迄今为止,针对PD-1靶点的抗体药物纳武单抗(nivolumab)、帕姆单抗(pembrolizumab)和西米普利单抗(cemiplimab)以及针对PD-L1靶点的抗体药物阿替利珠单抗(atezolizumab)、阿维鲁单抗(avelumab)和度伐利尤单抗(durvalumab)已获得美国食品药品监督管理局(FDA)批准上市[3-7],还有许多其他抗体药物正处于临床试验阶段[8]。前期研究表明,虽然阻断PD-1/PD-L1通路的抗体药物对于癌症有一定的治疗效果[9],但存在个体差异大(只对大约20%的患者产生持久反应[10])、易引发不恰当的免疫反应[11]等问题。此外,治疗性抗体开发难度大,生产成本较高[12],同时抗体疗法本身存在一些固有的缺陷,如器官或肿瘤渗透性差、口服生物利用度差等。相较于抗体药物,多肽药物在分子质量水平上与小分子化学药物相近,在生物活性上与蛋白质药物相近,集蛋白质药物与传统化学药物的优点于一身。此外,多肽药物分子还拥有结构小、易改造、易合成等优点。但是,多肽稳定性差、半衰期短,这成为了多肽开发成药物得到应用的重大限制。但目前已有多种长效多肽药物方法如改变构型、化学修饰和融合蛋白技术等可用来延长多肽药物在体内的半衰期[13],因此,有望开发出治疗恶性肿瘤的多肽药物。

(结构化页面解析数据)
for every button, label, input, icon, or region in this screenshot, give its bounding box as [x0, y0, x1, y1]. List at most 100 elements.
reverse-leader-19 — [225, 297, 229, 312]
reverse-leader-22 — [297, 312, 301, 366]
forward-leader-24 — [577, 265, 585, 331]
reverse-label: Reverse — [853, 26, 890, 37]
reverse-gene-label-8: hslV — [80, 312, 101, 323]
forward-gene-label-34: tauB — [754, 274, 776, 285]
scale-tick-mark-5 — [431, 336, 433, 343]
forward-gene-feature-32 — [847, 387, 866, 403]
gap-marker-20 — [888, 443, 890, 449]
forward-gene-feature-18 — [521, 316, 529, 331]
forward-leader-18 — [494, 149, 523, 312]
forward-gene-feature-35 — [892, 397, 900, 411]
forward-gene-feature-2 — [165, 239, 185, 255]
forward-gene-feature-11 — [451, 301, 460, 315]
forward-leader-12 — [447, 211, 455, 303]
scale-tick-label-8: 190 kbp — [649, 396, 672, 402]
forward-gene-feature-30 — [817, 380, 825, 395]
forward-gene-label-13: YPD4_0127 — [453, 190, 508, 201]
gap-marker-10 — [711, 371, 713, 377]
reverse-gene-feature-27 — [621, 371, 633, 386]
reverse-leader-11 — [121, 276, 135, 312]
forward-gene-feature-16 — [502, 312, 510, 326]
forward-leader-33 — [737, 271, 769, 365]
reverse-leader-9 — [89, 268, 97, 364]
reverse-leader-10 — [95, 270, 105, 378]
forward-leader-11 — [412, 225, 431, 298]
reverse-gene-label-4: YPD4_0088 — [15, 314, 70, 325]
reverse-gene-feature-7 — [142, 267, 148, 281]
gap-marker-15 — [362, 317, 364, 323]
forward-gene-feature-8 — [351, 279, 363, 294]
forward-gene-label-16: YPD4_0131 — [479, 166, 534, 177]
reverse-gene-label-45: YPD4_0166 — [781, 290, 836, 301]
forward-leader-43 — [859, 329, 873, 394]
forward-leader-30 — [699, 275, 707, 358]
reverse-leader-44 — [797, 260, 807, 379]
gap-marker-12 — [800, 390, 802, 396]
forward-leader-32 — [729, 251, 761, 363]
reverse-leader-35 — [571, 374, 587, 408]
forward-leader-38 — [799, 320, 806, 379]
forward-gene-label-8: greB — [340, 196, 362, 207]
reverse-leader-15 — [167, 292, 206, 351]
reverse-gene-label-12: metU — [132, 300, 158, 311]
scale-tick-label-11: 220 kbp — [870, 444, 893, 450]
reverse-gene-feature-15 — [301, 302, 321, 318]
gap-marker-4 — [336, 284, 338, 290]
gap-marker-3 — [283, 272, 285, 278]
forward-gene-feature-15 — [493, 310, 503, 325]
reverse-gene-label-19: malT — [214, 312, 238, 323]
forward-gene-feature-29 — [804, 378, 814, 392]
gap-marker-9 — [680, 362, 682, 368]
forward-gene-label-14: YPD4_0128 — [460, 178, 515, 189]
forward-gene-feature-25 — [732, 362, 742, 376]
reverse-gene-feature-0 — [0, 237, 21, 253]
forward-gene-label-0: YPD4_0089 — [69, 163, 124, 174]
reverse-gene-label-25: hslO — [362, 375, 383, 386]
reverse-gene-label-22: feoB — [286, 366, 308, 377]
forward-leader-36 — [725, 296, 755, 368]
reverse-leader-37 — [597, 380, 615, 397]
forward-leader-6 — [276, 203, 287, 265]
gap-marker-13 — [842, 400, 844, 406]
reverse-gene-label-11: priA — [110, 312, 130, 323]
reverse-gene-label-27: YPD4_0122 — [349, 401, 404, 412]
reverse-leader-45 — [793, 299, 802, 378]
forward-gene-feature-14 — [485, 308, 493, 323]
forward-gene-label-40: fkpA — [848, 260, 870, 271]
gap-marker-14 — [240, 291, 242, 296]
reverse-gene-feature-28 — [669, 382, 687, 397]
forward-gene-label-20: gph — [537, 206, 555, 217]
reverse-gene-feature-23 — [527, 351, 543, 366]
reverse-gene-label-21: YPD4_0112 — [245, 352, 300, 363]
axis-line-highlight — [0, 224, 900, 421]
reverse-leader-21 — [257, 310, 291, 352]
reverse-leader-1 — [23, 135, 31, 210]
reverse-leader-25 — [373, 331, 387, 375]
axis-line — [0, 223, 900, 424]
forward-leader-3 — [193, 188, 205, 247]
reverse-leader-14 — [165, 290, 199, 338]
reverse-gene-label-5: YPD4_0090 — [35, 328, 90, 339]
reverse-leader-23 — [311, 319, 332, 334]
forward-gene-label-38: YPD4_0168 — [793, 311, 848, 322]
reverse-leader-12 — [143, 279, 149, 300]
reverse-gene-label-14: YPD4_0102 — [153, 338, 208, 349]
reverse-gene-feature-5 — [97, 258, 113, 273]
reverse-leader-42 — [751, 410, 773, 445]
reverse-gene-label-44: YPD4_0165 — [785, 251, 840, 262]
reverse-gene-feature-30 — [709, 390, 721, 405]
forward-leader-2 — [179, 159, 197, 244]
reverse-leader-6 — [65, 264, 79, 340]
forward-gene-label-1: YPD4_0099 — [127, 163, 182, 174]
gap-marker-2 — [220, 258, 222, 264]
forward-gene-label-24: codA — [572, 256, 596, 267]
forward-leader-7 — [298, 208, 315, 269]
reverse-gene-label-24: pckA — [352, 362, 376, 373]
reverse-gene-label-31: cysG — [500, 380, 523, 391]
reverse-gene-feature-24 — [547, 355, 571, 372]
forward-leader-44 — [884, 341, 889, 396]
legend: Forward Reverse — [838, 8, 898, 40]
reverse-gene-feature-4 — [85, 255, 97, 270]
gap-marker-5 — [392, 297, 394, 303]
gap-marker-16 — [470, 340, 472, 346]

题目 => 请更新这段讲抗体药物和多肽药物的文字:从"迄今为止,针对PD-1靶点的"开始,到"发出治疗恶性肿瘤的多肽药物。"结束,把这一部分重新写出来,并把其中的"生产成本"换成"制造成本"。 这里用不到这些数据。

作答区 =>
迄今为止,针对PD-1靶点的抗体药物纳武单抗(nivolumab)、帕姆单抗(pembrolizumab)和西米普利单抗(cemiplimab)以及针对PD-L1靶点的抗体药物阿替利珠单抗(atezolizumab)、阿维鲁单抗(avelumab)和度伐利尤单抗(durvalumab)已获得美国食品药品监督管理局(FDA)批准上市[3-7],还有许多其他抗体药物正处于临床试验阶段[8]。前期研究表明,虽然阻断PD-1/PD-L1通路的抗体药物对于癌症有一定的治疗效果[9],但存在个体差异大(只对大约20%的患者产生持久反应[10])、易引发不恰当的免疫反应[11]等问题。此外,治疗性抗体开发难度大,制造成本较高[12],同时抗体疗法本身存在一些固有的缺陷,如器官或肿瘤渗透性差、口服生物利用度差等。相较于抗体药物,多肽药物在分子质量水平上与小分子化学药物相近,在生物活性上与蛋白质药物相近,集蛋白质药物与传统化学药物的优点于一身。此外,多肽药物分子还拥有结构小、易改造、易合成等优点。但是,多肽稳定性差、半衰期短,这成为了多肽开发成药物得到应用的重大限制。但目前已有多种长效多肽药物方法如改变构型、化学修饰和融合蛋白技术等可用来延长多肽药物在体内的半衰期[13],因此,有望开发出治疗恶性肿瘤的多肽药物。